» **Material for this exercise**
━━━━━━━━━━━━━━━━━━━━

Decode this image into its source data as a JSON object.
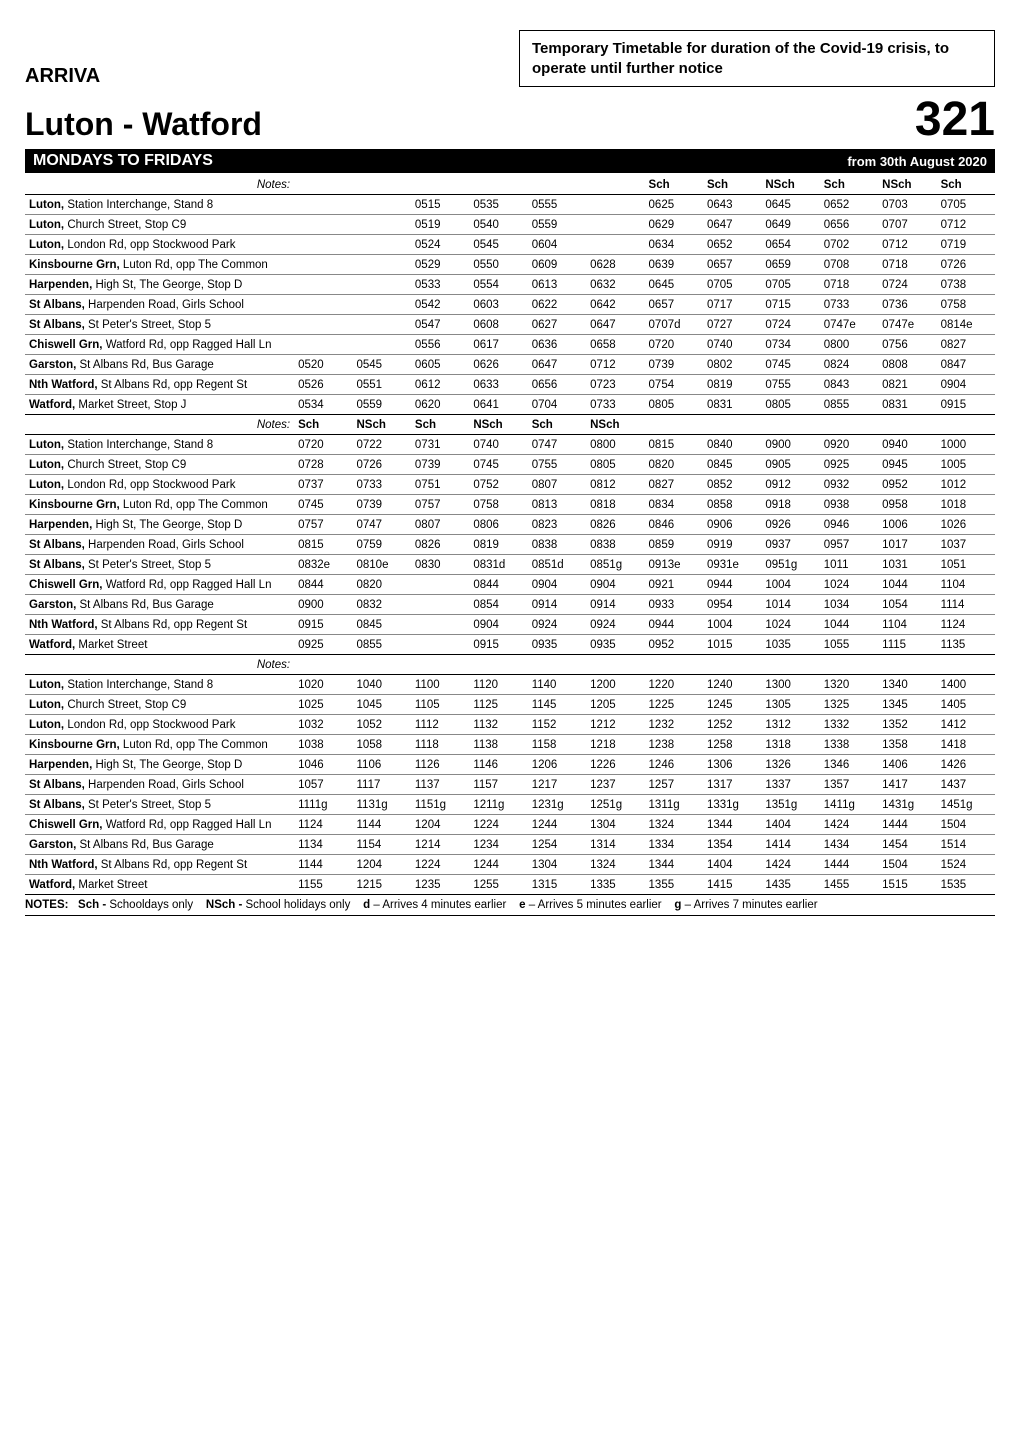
{
  "notice": "Temporary Timetable for duration of the Covid-19 crisis, to operate until further notice",
  "operator": "ARRIVA",
  "route_name": "Luton  - Watford",
  "route_number": "321",
  "days_label": "MONDAYS TO FRIDAYS",
  "effective": "from 30th August 2020",
  "notes_label": "Notes:",
  "stops": [
    {
      "main": "Luton,",
      "sub": " Station Interchange, Stand 8"
    },
    {
      "main": "Luton,",
      "sub": " Church Street, Stop C9"
    },
    {
      "main": "Luton,",
      "sub": " London Rd, opp Stockwood Park"
    },
    {
      "main": "Kinsbourne Grn,",
      "sub": " Luton Rd, opp The Common"
    },
    {
      "main": "Harpenden,",
      "sub": " High St, The George, Stop D"
    },
    {
      "main": "St Albans,",
      "sub": " Harpenden Road, Girls School"
    },
    {
      "main": "St Albans,",
      "sub": " St Peter's Street, Stop 5"
    },
    {
      "main": "Chiswell Grn,",
      "sub": " Watford Rd, opp Ragged Hall Ln"
    },
    {
      "main": "Garston,",
      "sub": " St Albans Rd, Bus Garage"
    },
    {
      "main": "Nth Watford,",
      "sub": " St Albans Rd, opp Regent St"
    },
    {
      "main": "Watford,",
      "sub": " Market Street, Stop J"
    }
  ],
  "stops2_last": {
    "main": "Watford,",
    "sub": " Market Street"
  },
  "block1": {
    "headers": [
      "",
      "",
      "",
      "",
      "",
      "",
      "Sch",
      "Sch",
      "NSch",
      "Sch",
      "NSch",
      "Sch"
    ],
    "rows": [
      [
        "",
        "",
        "0515",
        "0535",
        "0555",
        "",
        "0625",
        "0643",
        "0645",
        "0652",
        "0703",
        "0705"
      ],
      [
        "",
        "",
        "0519",
        "0540",
        "0559",
        "",
        "0629",
        "0647",
        "0649",
        "0656",
        "0707",
        "0712"
      ],
      [
        "",
        "",
        "0524",
        "0545",
        "0604",
        "",
        "0634",
        "0652",
        "0654",
        "0702",
        "0712",
        "0719"
      ],
      [
        "",
        "",
        "0529",
        "0550",
        "0609",
        "0628",
        "0639",
        "0657",
        "0659",
        "0708",
        "0718",
        "0726"
      ],
      [
        "",
        "",
        "0533",
        "0554",
        "0613",
        "0632",
        "0645",
        "0705",
        "0705",
        "0718",
        "0724",
        "0738"
      ],
      [
        "",
        "",
        "0542",
        "0603",
        "0622",
        "0642",
        "0657",
        "0717",
        "0715",
        "0733",
        "0736",
        "0758"
      ],
      [
        "",
        "",
        "0547",
        "0608",
        "0627",
        "0647",
        "0707d",
        "0727",
        "0724",
        "0747e",
        "0747e",
        "0814e"
      ],
      [
        "",
        "",
        "0556",
        "0617",
        "0636",
        "0658",
        "0720",
        "0740",
        "0734",
        "0800",
        "0756",
        "0827"
      ],
      [
        "0520",
        "0545",
        "0605",
        "0626",
        "0647",
        "0712",
        "0739",
        "0802",
        "0745",
        "0824",
        "0808",
        "0847"
      ],
      [
        "0526",
        "0551",
        "0612",
        "0633",
        "0656",
        "0723",
        "0754",
        "0819",
        "0755",
        "0843",
        "0821",
        "0904"
      ],
      [
        "0534",
        "0559",
        "0620",
        "0641",
        "0704",
        "0733",
        "0805",
        "0831",
        "0805",
        "0855",
        "0831",
        "0915"
      ]
    ]
  },
  "block2": {
    "headers": [
      "Sch",
      "NSch",
      "Sch",
      "NSch",
      "Sch",
      "NSch",
      "",
      "",
      "",
      "",
      "",
      ""
    ],
    "rows": [
      [
        "0720",
        "0722",
        "0731",
        "0740",
        "0747",
        "0800",
        "0815",
        "0840",
        "0900",
        "0920",
        "0940",
        "1000"
      ],
      [
        "0728",
        "0726",
        "0739",
        "0745",
        "0755",
        "0805",
        "0820",
        "0845",
        "0905",
        "0925",
        "0945",
        "1005"
      ],
      [
        "0737",
        "0733",
        "0751",
        "0752",
        "0807",
        "0812",
        "0827",
        "0852",
        "0912",
        "0932",
        "0952",
        "1012"
      ],
      [
        "0745",
        "0739",
        "0757",
        "0758",
        "0813",
        "0818",
        "0834",
        "0858",
        "0918",
        "0938",
        "0958",
        "1018"
      ],
      [
        "0757",
        "0747",
        "0807",
        "0806",
        "0823",
        "0826",
        "0846",
        "0906",
        "0926",
        "0946",
        "1006",
        "1026"
      ],
      [
        "0815",
        "0759",
        "0826",
        "0819",
        "0838",
        "0838",
        "0859",
        "0919",
        "0937",
        "0957",
        "1017",
        "1037"
      ],
      [
        "0832e",
        "0810e",
        "0830",
        "0831d",
        "0851d",
        "0851g",
        "0913e",
        "0931e",
        "0951g",
        "1011",
        "1031",
        "1051"
      ],
      [
        "0844",
        "0820",
        "",
        "0844",
        "0904",
        "0904",
        "0921",
        "0944",
        "1004",
        "1024",
        "1044",
        "1104"
      ],
      [
        "0900",
        "0832",
        "",
        "0854",
        "0914",
        "0914",
        "0933",
        "0954",
        "1014",
        "1034",
        "1054",
        "1114"
      ],
      [
        "0915",
        "0845",
        "",
        "0904",
        "0924",
        "0924",
        "0944",
        "1004",
        "1024",
        "1044",
        "1104",
        "1124"
      ],
      [
        "0925",
        "0855",
        "",
        "0915",
        "0935",
        "0935",
        "0952",
        "1015",
        "1035",
        "1055",
        "1115",
        "1135"
      ]
    ]
  },
  "block3": {
    "headers": [
      "",
      "",
      "",
      "",
      "",
      "",
      "",
      "",
      "",
      "",
      "",
      ""
    ],
    "rows": [
      [
        "1020",
        "1040",
        "1100",
        "1120",
        "1140",
        "1200",
        "1220",
        "1240",
        "1300",
        "1320",
        "1340",
        "1400"
      ],
      [
        "1025",
        "1045",
        "1105",
        "1125",
        "1145",
        "1205",
        "1225",
        "1245",
        "1305",
        "1325",
        "1345",
        "1405"
      ],
      [
        "1032",
        "1052",
        "1112",
        "1132",
        "1152",
        "1212",
        "1232",
        "1252",
        "1312",
        "1332",
        "1352",
        "1412"
      ],
      [
        "1038",
        "1058",
        "1118",
        "1138",
        "1158",
        "1218",
        "1238",
        "1258",
        "1318",
        "1338",
        "1358",
        "1418"
      ],
      [
        "1046",
        "1106",
        "1126",
        "1146",
        "1206",
        "1226",
        "1246",
        "1306",
        "1326",
        "1346",
        "1406",
        "1426"
      ],
      [
        "1057",
        "1117",
        "1137",
        "1157",
        "1217",
        "1237",
        "1257",
        "1317",
        "1337",
        "1357",
        "1417",
        "1437"
      ],
      [
        "1111g",
        "1131g",
        "1151g",
        "1211g",
        "1231g",
        "1251g",
        "1311g",
        "1331g",
        "1351g",
        "1411g",
        "1431g",
        "1451g"
      ],
      [
        "1124",
        "1144",
        "1204",
        "1224",
        "1244",
        "1304",
        "1324",
        "1344",
        "1404",
        "1424",
        "1444",
        "1504"
      ],
      [
        "1134",
        "1154",
        "1214",
        "1234",
        "1254",
        "1314",
        "1334",
        "1354",
        "1414",
        "1434",
        "1454",
        "1514"
      ],
      [
        "1144",
        "1204",
        "1224",
        "1244",
        "1304",
        "1324",
        "1344",
        "1404",
        "1424",
        "1444",
        "1504",
        "1524"
      ],
      [
        "1155",
        "1215",
        "1235",
        "1255",
        "1315",
        "1335",
        "1355",
        "1415",
        "1435",
        "1455",
        "1515",
        "1535"
      ]
    ]
  },
  "footnotes": {
    "label": "NOTES:",
    "sch": "Sch - ",
    "sch_text": "Schooldays only",
    "nsch": "NSch - ",
    "nsch_text": "School holidays only",
    "d": "d",
    "d_text": " – Arrives 4 minutes earlier",
    "e": "e",
    "e_text": " – Arrives 5 minutes earlier",
    "g": "g",
    "g_text": " – Arrives 7 minutes earlier"
  }
}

━━━━━━━━━━━━━━━━━━━━

» **Task instructions**
The word "Market" may appear on some lines. Report how many lines hold it, giving the number alone.

» **Full output**
2